THE REQUEST: Quote all entries exactly, leaving pictures aside.

[Collection entries]
————

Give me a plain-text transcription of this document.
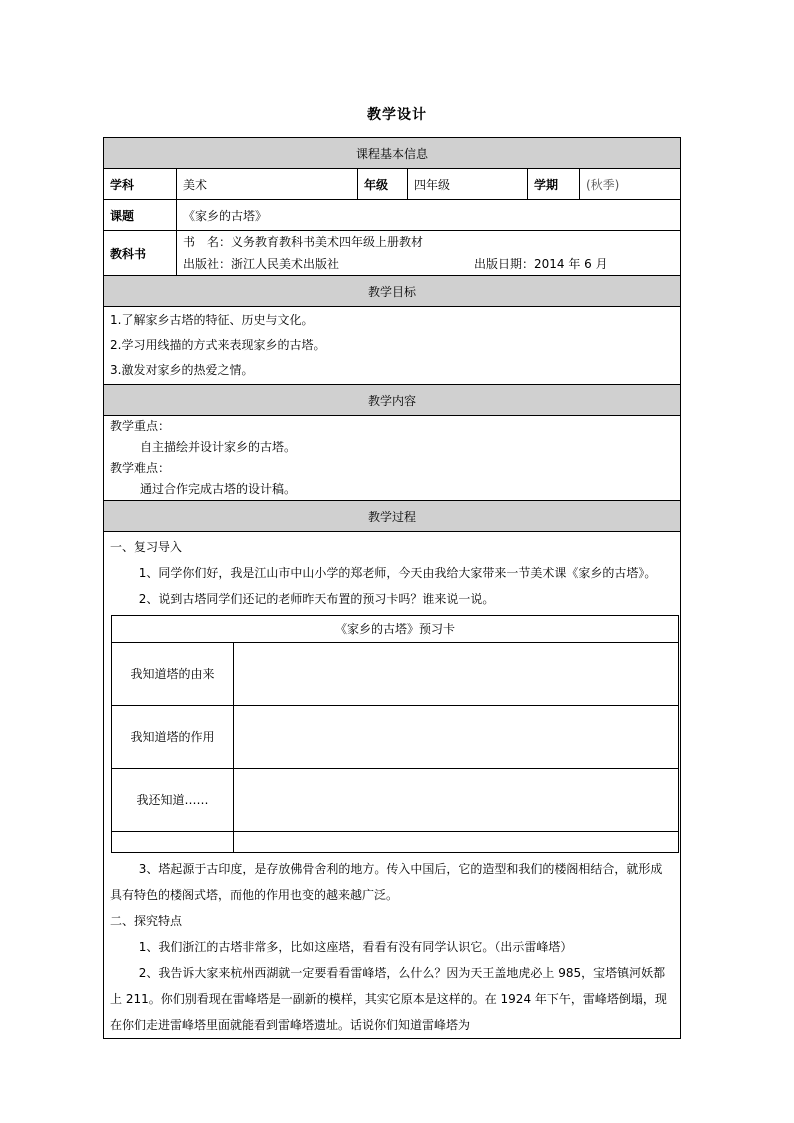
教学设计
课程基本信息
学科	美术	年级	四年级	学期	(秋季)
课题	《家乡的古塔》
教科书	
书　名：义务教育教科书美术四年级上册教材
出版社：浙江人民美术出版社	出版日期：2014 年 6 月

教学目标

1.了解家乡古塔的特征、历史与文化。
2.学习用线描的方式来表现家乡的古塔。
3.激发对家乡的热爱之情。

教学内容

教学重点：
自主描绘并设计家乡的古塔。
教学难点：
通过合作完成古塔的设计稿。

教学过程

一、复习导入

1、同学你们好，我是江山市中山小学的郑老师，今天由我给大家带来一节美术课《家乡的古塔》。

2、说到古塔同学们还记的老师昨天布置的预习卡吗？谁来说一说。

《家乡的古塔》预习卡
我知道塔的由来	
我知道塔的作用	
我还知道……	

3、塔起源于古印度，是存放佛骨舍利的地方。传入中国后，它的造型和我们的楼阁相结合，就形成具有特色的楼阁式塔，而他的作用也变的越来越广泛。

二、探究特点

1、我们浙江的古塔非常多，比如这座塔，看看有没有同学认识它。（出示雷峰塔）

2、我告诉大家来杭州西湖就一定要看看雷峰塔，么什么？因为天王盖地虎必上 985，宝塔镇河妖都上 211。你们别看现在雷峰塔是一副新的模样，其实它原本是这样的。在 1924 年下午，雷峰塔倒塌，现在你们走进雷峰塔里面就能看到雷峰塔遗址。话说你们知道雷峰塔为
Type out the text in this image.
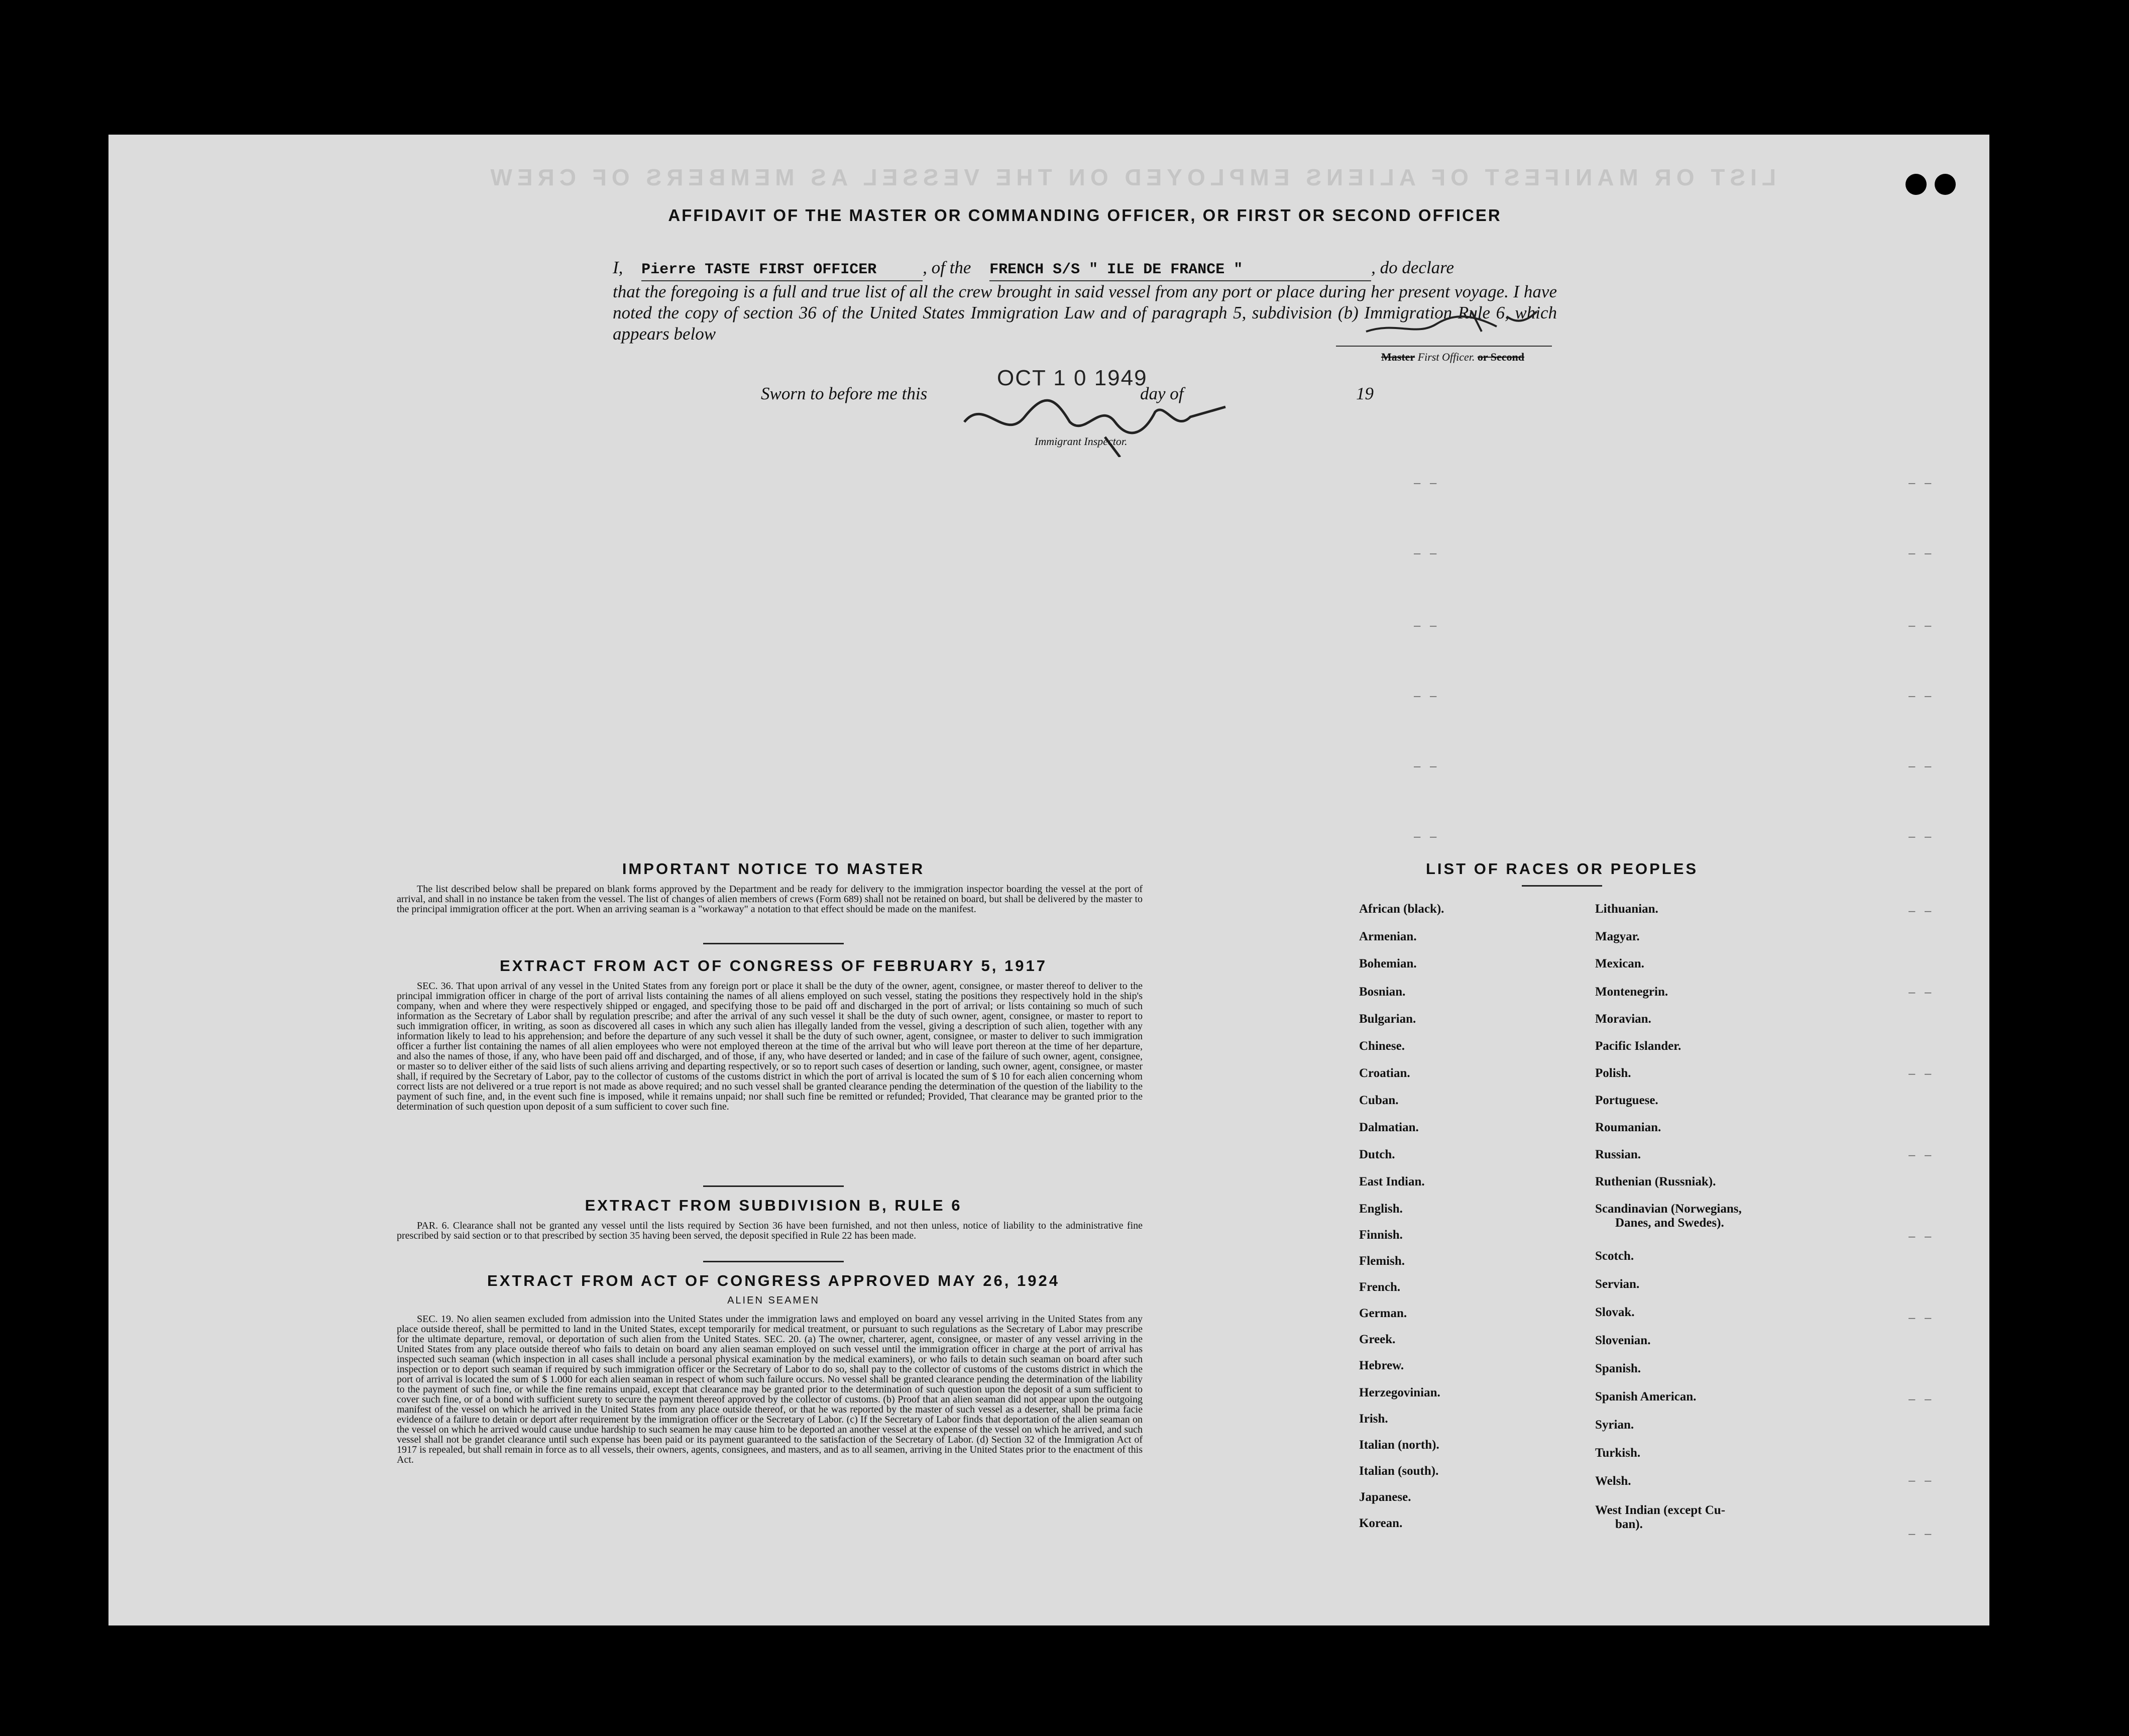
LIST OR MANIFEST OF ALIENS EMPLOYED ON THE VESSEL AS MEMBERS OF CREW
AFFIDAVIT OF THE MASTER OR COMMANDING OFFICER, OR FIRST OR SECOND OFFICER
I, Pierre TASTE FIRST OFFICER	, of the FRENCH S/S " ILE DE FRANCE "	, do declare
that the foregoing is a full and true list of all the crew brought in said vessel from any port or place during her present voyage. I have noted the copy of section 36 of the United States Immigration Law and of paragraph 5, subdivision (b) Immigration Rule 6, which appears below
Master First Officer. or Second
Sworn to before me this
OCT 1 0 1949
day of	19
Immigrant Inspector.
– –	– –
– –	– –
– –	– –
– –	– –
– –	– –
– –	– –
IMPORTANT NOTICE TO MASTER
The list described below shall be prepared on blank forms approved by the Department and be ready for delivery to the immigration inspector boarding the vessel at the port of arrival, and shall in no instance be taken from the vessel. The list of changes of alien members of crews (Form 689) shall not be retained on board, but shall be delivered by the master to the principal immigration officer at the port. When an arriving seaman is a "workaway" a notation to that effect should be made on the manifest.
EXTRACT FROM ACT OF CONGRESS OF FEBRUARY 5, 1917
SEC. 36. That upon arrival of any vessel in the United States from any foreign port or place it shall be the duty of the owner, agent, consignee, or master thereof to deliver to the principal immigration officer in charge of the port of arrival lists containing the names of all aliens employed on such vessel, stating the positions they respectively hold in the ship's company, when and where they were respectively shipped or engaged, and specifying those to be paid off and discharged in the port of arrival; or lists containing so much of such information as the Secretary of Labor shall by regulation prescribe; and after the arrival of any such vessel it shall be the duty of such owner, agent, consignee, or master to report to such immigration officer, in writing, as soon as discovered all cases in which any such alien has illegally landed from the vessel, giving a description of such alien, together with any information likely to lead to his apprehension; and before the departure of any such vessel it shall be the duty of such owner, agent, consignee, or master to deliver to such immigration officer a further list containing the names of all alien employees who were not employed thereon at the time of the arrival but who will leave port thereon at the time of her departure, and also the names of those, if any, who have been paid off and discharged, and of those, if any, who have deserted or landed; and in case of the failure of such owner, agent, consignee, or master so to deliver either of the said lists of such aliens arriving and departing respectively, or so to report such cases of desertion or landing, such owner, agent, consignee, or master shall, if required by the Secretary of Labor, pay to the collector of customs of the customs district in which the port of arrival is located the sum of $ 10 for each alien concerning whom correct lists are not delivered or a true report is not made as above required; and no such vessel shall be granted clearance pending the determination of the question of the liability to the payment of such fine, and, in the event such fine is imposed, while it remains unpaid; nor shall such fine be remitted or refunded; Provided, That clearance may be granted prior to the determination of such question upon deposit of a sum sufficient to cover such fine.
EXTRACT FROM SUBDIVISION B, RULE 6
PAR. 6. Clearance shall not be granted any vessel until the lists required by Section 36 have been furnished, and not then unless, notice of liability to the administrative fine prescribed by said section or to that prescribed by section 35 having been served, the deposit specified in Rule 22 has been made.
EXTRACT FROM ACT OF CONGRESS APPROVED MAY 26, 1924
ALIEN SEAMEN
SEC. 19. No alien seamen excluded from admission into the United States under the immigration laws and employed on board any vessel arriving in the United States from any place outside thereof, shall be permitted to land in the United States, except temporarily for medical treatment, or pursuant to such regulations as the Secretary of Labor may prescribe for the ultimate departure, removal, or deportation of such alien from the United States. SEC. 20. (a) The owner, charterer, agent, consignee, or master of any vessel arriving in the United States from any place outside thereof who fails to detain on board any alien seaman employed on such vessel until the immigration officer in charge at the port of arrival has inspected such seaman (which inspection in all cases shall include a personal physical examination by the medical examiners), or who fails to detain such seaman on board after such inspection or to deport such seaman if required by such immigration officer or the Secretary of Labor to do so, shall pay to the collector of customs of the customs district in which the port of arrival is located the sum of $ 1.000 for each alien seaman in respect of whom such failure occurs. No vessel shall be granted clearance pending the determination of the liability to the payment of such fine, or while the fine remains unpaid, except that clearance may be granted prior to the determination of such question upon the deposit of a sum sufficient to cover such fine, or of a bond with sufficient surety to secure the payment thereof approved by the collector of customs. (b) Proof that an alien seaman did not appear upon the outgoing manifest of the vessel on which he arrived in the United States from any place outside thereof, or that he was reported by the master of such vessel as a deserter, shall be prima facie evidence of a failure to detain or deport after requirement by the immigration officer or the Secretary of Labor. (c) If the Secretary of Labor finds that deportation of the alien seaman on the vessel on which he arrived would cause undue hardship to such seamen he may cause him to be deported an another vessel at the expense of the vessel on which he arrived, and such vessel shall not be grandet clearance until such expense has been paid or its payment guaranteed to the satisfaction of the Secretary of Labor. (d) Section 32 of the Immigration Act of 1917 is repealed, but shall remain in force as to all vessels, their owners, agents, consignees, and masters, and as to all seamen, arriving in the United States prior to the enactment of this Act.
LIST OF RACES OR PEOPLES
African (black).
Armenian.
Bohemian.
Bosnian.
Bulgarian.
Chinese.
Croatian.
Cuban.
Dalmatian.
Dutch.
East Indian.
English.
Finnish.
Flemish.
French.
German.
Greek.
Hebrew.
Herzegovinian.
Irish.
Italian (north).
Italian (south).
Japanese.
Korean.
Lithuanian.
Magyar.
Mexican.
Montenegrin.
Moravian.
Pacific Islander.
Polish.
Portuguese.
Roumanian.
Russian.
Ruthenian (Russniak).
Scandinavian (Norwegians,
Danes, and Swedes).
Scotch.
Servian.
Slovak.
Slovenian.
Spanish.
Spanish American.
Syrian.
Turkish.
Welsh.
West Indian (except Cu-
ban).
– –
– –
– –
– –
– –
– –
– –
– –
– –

————

SOLUTION TO THIS EXERCISE:
Give me a plain-text transcription of this document.
教学设计
课程基本信息
学科	美术	年级	四年级	学期	(秋季)
课题	《家乡的古塔》
教科书	
书　名：义务教育教科书美术四年级上册教材
出版社：浙江人民美术出版社	出版日期：2014 年 6 月

教学目标

1.了解家乡古塔的特征、历史与文化。
2.学习用线描的方式来表现家乡的古塔。
3.激发对家乡的热爱之情。

教学内容

教学重点：
自主描绘并设计家乡的古塔。
教学难点：
通过合作完成古塔的设计稿。

教学过程

一、复习导入

1、同学你们好，我是江山市中山小学的郑老师，今天由我给大家带来一节美术课《家乡的古塔》。

2、说到古塔同学们还记的老师昨天布置的预习卡吗？谁来说一说。

《家乡的古塔》预习卡
我知道塔的由来	
我知道塔的作用	
我还知道……	

3、塔起源于古印度，是存放佛骨舍利的地方。传入中国后，它的造型和我们的楼阁相结合，就形成具有特色的楼阁式塔，而他的作用也变的越来越广泛。

二、探究特点

1、我们浙江的古塔非常多，比如这座塔，看看有没有同学认识它。（出示雷峰塔）

2、我告诉大家来杭州西湖就一定要看看雷峰塔，么什么？因为天王盖地虎必上 985，宝塔镇河妖都上 211。你们别看现在雷峰塔是一副新的模样，其实它原本是这样的。在 1924 年下午，雷峰塔倒塌，现在你们走进雷峰塔里面就能看到雷峰塔遗址。话说你们知道雷峰塔为
Type out the text in this image.
LIST OR MANIFEST OF ALIENS EMPLOYED ON THE VESSEL AS MEMBERS OF CREW
AFFIDAVIT OF THE MASTER OR COMMANDING OFFICER, OR FIRST OR SECOND OFFICER
I, Pierre TASTE FIRST OFFICER	, of the FRENCH S/S " ILE DE FRANCE "	, do declare
that the foregoing is a full and true list of all the crew brought in said vessel from any port or place during her present voyage. I have noted the copy of section 36 of the United States Immigration Law and of paragraph 5, subdivision (b) Immigration Rule 6, which appears below
Master First Officer. or Second
Sworn to before me this
OCT 1 0 1949
day of	19
Immigrant Inspector.
– –	– –
– –	– –
– –	– –
– –	– –
– –	– –
– –	– –
IMPORTANT NOTICE TO MASTER
The list described below shall be prepared on blank forms approved by the Department and be ready for delivery to the immigration inspector boarding the vessel at the port of arrival, and shall in no instance be taken from the vessel. The list of changes of alien members of crews (Form 689) shall not be retained on board, but shall be delivered by the master to the principal immigration officer at the port. When an arriving seaman is a "workaway" a notation to that effect should be made on the manifest.
EXTRACT FROM ACT OF CONGRESS OF FEBRUARY 5, 1917
SEC. 36. That upon arrival of any vessel in the United States from any foreign port or place it shall be the duty of the owner, agent, consignee, or master thereof to deliver to the principal immigration officer in charge of the port of arrival lists containing the names of all aliens employed on such vessel, stating the positions they respectively hold in the ship's company, when and where they were respectively shipped or engaged, and specifying those to be paid off and discharged in the port of arrival; or lists containing so much of such information as the Secretary of Labor shall by regulation prescribe; and after the arrival of any such vessel it shall be the duty of such owner, agent, consignee, or master to report to such immigration officer, in writing, as soon as discovered all cases in which any such alien has illegally landed from the vessel, giving a description of such alien, together with any information likely to lead to his apprehension; and before the departure of any such vessel it shall be the duty of such owner, agent, consignee, or master to deliver to such immigration officer a further list containing the names of all alien employees who were not employed thereon at the time of the arrival but who will leave port thereon at the time of her departure, and also the names of those, if any, who have been paid off and discharged, and of those, if any, who have deserted or landed; and in case of the failure of such owner, agent, consignee, or master so to deliver either of the said lists of such aliens arriving and departing respectively, or so to report such cases of desertion or landing, such owner, agent, consignee, or master shall, if required by the Secretary of Labor, pay to the collector of customs of the customs district in which the port of arrival is located the sum of $ 10 for each alien concerning whom correct lists are not delivered or a true report is not made as above required; and no such vessel shall be granted clearance pending the determination of the question of the liability to the payment of such fine, and, in the event such fine is imposed, while it remains unpaid; nor shall such fine be remitted or refunded; Provided, That clearance may be granted prior to the determination of such question upon deposit of a sum sufficient to cover such fine.
EXTRACT FROM SUBDIVISION B, RULE 6
PAR. 6. Clearance shall not be granted any vessel until the lists required by Section 36 have been furnished, and not then unless, notice of liability to the administrative fine prescribed by said section or to that prescribed by section 35 having been served, the deposit specified in Rule 22 has been made.
EXTRACT FROM ACT OF CONGRESS APPROVED MAY 26, 1924
ALIEN SEAMEN
SEC. 19. No alien seamen excluded from admission into the United States under the immigration laws and employed on board any vessel arriving in the United States from any place outside thereof, shall be permitted to land in the United States, except temporarily for medical treatment, or pursuant to such regulations as the Secretary of Labor may prescribe for the ultimate departure, removal, or deportation of such alien from the United States. SEC. 20. (a) The owner, charterer, agent, consignee, or master of any vessel arriving in the United States from any place outside thereof who fails to detain on board any alien seaman employed on such vessel until the immigration officer in charge at the port of arrival has inspected such seaman (which inspection in all cases shall include a personal physical examination by the medical examiners), or who fails to detain such seaman on board after such inspection or to deport such seaman if required by such immigration officer or the Secretary of Labor to do so, shall pay to the collector of customs of the customs district in which the port of arrival is located the sum of $ 1.000 for each alien seaman in respect of whom such failure occurs. No vessel shall be granted clearance pending the determination of the liability to the payment of such fine, or while the fine remains unpaid, except that clearance may be granted prior to the determination of such question upon the deposit of a sum sufficient to cover such fine, or of a bond with sufficient surety to secure the payment thereof approved by the collector of customs. (b) Proof that an alien seaman did not appear upon the outgoing manifest of the vessel on which he arrived in the United States from any place outside thereof, or that he was reported by the master of such vessel as a deserter, shall be prima facie evidence of a failure to detain or deport after requirement by the immigration officer or the Secretary of Labor. (c) If the Secretary of Labor finds that deportation of the alien seaman on the vessel on which he arrived would cause undue hardship to such seamen he may cause him to be deported an another vessel at the expense of the vessel on which he arrived, and such vessel shall not be grandet clearance until such expense has been paid or its payment guaranteed to the satisfaction of the Secretary of Labor. (d) Section 32 of the Immigration Act of 1917 is repealed, but shall remain in force as to all vessels, their owners, agents, consignees, and masters, and as to all seamen, arriving in the United States prior to the enactment of this Act.
LIST OF RACES OR PEOPLES
African (black).
Armenian.
Bohemian.
Bosnian.
Bulgarian.
Chinese.
Croatian.
Cuban.
Dalmatian.
Dutch.
East Indian.
English.
Finnish.
Flemish.
French.
German.
Greek.
Hebrew.
Herzegovinian.
Irish.
Italian (north).
Italian (south).
Japanese.
Korean.
Lithuanian.
Magyar.
Mexican.
Montenegrin.
Moravian.
Pacific Islander.
Polish.
Portuguese.
Roumanian.
Russian.
Ruthenian (Russniak).
Scandinavian (Norwegians,
Danes, and Swedes).
Scotch.
Servian.
Slovak.
Slovenian.
Spanish.
Spanish American.
Syrian.
Turkish.
Welsh.
West Indian (except Cu-
ban).
– –
– –
– –
– –
– –
– –
– –
– –
– –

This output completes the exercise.